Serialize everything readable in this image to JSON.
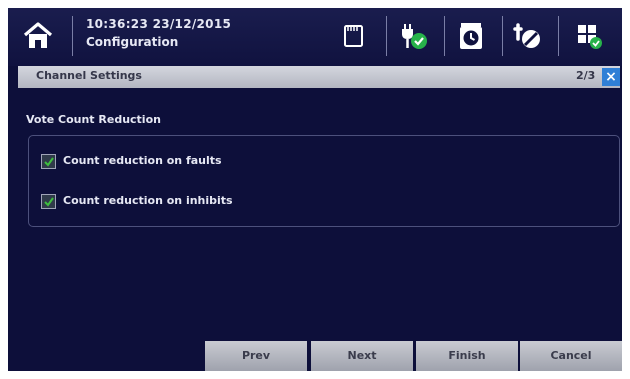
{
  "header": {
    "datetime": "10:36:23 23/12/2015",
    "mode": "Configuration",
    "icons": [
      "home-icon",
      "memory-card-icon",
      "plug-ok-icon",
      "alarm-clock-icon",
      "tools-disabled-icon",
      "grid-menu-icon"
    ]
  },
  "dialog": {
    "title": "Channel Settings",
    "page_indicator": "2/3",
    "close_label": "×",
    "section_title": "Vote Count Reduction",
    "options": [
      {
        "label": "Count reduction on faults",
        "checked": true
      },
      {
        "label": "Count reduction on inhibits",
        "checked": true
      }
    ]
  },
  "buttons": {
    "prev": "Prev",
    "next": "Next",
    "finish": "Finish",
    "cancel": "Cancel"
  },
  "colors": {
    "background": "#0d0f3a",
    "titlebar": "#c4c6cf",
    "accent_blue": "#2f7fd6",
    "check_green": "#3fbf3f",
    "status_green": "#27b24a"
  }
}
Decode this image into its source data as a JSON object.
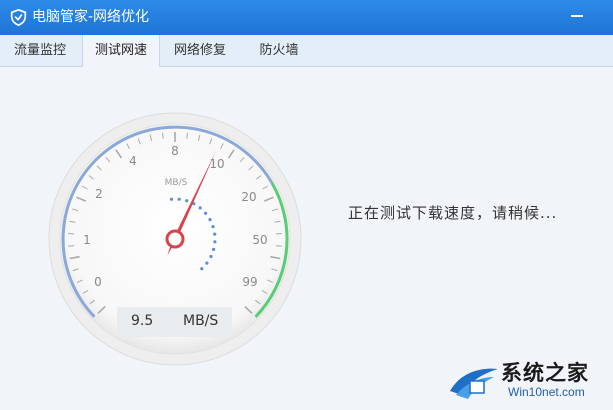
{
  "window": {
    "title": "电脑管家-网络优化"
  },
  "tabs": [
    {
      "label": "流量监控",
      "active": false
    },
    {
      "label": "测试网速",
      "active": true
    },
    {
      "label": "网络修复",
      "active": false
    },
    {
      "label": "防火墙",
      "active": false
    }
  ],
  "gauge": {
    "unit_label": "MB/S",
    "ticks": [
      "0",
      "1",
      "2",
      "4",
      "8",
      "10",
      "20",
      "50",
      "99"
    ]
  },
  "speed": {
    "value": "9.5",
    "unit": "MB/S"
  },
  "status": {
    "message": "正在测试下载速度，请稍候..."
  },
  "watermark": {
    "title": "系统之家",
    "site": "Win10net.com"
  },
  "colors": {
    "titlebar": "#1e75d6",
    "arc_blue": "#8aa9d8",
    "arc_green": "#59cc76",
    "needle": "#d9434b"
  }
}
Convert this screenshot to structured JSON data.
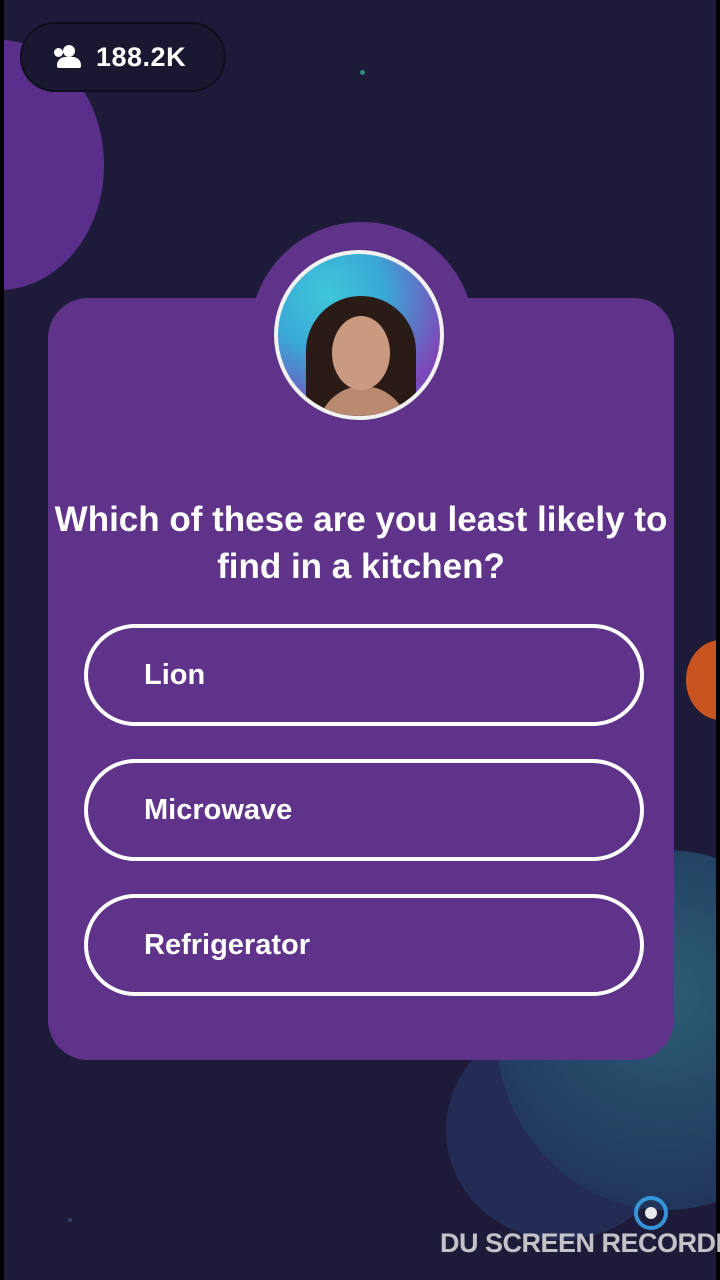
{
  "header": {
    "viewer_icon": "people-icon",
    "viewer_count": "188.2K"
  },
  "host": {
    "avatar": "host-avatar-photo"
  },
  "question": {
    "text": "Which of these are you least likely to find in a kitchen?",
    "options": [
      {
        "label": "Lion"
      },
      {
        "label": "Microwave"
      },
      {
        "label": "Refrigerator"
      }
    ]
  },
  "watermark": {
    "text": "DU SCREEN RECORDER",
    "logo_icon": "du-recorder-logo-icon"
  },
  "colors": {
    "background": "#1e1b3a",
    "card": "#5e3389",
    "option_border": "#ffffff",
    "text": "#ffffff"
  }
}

══════

◆ EXERCISE ◆
Omit the pictures, then quote the rest of the material above exactly.

◆ ANSWER TO THIS EXERCISE ◆
Serialize everything readable in this image to JSON.
{
  "header": {
    "datetime": "10:36:23 23/12/2015",
    "mode": "Configuration",
    "icons": [
      "home-icon",
      "memory-card-icon",
      "plug-ok-icon",
      "alarm-clock-icon",
      "tools-disabled-icon",
      "grid-menu-icon"
    ]
  },
  "dialog": {
    "title": "Channel Settings",
    "page_indicator": "2/3",
    "close_label": "×",
    "section_title": "Vote Count Reduction",
    "options": [
      {
        "label": "Count reduction on faults",
        "checked": true
      },
      {
        "label": "Count reduction on inhibits",
        "checked": true
      }
    ]
  },
  "buttons": {
    "prev": "Prev",
    "next": "Next",
    "finish": "Finish",
    "cancel": "Cancel"
  },
  "colors": {
    "background": "#0d0f3a",
    "titlebar": "#c4c6cf",
    "accent_blue": "#2f7fd6",
    "check_green": "#3fbf3f",
    "status_green": "#27b24a"
  }
}
Decode this image into its source data as a JSON object.
{
  "window": {
    "title": "电脑管家-网络优化"
  },
  "tabs": [
    {
      "label": "流量监控",
      "active": false
    },
    {
      "label": "测试网速",
      "active": true
    },
    {
      "label": "网络修复",
      "active": false
    },
    {
      "label": "防火墙",
      "active": false
    }
  ],
  "gauge": {
    "unit_label": "MB/S",
    "ticks": [
      "0",
      "1",
      "2",
      "4",
      "8",
      "10",
      "20",
      "50",
      "99"
    ]
  },
  "speed": {
    "value": "9.5",
    "unit": "MB/S"
  },
  "status": {
    "message": "正在测试下载速度，请稍候..."
  },
  "watermark": {
    "title": "系统之家",
    "site": "Win10net.com"
  },
  "colors": {
    "titlebar": "#1e75d6",
    "arc_blue": "#8aa9d8",
    "arc_green": "#59cc76",
    "needle": "#d9434b"
  }
}
Convert this screenshot to structured JSON data.
{
  "header": {
    "viewer_icon": "people-icon",
    "viewer_count": "188.2K"
  },
  "host": {
    "avatar": "host-avatar-photo"
  },
  "question": {
    "text": "Which of these are you least likely to find in a kitchen?",
    "options": [
      {
        "label": "Lion"
      },
      {
        "label": "Microwave"
      },
      {
        "label": "Refrigerator"
      }
    ]
  },
  "watermark": {
    "text": "DU SCREEN RECORDER",
    "logo_icon": "du-recorder-logo-icon"
  },
  "colors": {
    "background": "#1e1b3a",
    "card": "#5e3389",
    "option_border": "#ffffff",
    "text": "#ffffff"
  }
}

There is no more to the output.